■ **Set tasks**:
**a)** In the forum thread about knee sleeves, what brand and size does the first post say the writer wears?
**b)** Pick up the forum thread about knee sleeves and wraps from its last line.

■ **Given text**:
■ ■ ■ ■
What BC said. I wear Inzer in a size large and they're tight AF - how I like 'em.


----------



## widehips71 (Feb 17, 2017)

What do you guys get out of sleeves?  I have two different pair of wraps which I fukkin hate both, but have considered sleeves just to help keep the knees 'warm' as I don't expect an appreciable return in pounds added from them.  I've heard SBD for a long time but goddamn that price for a piece of neoprene is kinda ridiculous


----------



## ECKSRATED (Feb 17, 2017)

widehips71 said:


> What do you guys get out of sleeves?  I have two different pair of wraps which I fukkin hate both, but have considered sleeves just to help keep the knees 'warm' as I don't expect an appreciable return in pounds added from them.  I've heard SBD for a long time but goddamn that price for a piece of neoprene is kinda ridiculous



U don't get that much from sleeves. Maybeeeee 20 pounds. Maybe. For me its just a comfort thing. Makes me feel a lot more sturdy and safe.


----------



## ToolSteel (Feb 17, 2017)

widehips71 said:


> What do you guys get out of sleeves?  I have two different pair of wraps which I fukkin hate both, but have considered sleeves just to help keep the knees 'warm' as I don't expect an appreciable return in pounds added from them.  I've heard SBD for a long time but goddamn that price for a piece of neoprene is kinda ridiculous



How the hell can you hate wraps!! Mine are damn near tow straps that have blood stains and I still love them dearly!


----------



## heavydeads83 (Feb 17, 2017)
■ ■ ■ ■
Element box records
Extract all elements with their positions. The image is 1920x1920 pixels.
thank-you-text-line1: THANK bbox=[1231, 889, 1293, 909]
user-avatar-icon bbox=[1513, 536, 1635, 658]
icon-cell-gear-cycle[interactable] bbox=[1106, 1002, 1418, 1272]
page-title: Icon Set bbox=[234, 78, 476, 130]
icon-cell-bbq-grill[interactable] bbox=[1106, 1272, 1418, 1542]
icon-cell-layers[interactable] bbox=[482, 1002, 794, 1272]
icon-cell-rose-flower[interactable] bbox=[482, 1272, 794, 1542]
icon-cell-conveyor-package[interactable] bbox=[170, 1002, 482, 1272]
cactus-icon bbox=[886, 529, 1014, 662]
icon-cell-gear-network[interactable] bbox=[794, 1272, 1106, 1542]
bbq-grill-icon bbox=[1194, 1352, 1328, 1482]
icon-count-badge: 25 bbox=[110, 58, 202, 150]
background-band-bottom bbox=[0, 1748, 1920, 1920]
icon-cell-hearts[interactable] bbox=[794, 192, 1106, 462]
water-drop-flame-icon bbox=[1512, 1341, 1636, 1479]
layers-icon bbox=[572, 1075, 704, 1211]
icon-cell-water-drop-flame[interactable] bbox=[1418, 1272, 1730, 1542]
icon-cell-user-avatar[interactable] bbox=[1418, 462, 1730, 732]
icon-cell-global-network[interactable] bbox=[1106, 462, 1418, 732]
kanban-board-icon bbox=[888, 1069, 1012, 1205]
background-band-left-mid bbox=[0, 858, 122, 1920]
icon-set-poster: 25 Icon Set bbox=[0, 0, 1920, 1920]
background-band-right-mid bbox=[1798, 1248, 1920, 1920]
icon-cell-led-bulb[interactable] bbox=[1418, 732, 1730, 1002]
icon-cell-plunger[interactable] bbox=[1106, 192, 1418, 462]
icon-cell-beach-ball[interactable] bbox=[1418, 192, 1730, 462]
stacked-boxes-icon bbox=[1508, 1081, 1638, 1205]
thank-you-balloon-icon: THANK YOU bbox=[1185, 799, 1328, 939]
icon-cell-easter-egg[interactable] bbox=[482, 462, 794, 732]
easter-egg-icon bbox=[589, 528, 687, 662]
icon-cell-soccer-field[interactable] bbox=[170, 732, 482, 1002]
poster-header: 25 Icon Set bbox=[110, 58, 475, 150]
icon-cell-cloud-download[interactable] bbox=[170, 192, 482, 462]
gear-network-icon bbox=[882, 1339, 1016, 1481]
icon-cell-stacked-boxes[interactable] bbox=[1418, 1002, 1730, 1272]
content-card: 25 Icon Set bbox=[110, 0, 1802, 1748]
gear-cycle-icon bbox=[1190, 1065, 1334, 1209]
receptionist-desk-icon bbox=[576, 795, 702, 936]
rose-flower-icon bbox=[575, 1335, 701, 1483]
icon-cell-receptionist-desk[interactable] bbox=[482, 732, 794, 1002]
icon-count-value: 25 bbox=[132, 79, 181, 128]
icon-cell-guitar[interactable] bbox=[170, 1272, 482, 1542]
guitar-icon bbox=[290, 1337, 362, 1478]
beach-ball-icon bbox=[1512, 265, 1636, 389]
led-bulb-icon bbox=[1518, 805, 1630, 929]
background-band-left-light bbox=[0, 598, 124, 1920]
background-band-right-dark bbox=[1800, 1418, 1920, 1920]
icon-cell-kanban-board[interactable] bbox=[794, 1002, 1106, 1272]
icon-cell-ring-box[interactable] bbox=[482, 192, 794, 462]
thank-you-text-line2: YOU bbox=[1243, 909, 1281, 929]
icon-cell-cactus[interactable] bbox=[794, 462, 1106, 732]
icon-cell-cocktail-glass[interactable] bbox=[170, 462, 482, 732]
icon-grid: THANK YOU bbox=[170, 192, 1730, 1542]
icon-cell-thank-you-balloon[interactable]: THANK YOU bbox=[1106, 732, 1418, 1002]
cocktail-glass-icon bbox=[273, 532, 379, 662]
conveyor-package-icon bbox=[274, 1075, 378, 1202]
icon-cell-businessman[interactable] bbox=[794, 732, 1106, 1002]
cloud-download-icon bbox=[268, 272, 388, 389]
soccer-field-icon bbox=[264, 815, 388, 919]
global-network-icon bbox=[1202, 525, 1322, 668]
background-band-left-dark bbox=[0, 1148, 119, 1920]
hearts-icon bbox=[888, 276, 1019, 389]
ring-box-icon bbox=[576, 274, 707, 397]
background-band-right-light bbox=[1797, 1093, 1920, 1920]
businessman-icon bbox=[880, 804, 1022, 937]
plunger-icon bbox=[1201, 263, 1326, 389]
■ ■ ■ ■
■ **Responses to the exercise**:
**a)** Inzer, in a size large.

**b)**
widehips71 said:


> What do you guys get out of sleeves?  I have two different pair of wraps which I fukkin hate both, but have considered sleeves just to help keep the knees 'warm' as I don't expect an appreciable return in pounds added from them.  I've heard SBD for a long time but goddamn that price for a piece of neoprene is kinda ridiculous



I love wraps.  Sleeves are more just to keep your joints warm while you're warming up.  Ecks threw 20 lbs out there which I'm not saying is false but I'd figure it for more along the lines of 5-10lbs.  I've always used them, I just need some new ones and I like the price on the elite fts sleeves.  just heard the sizing was all jacked up.


----------



## DieYoungStrong (Feb 17, 2017)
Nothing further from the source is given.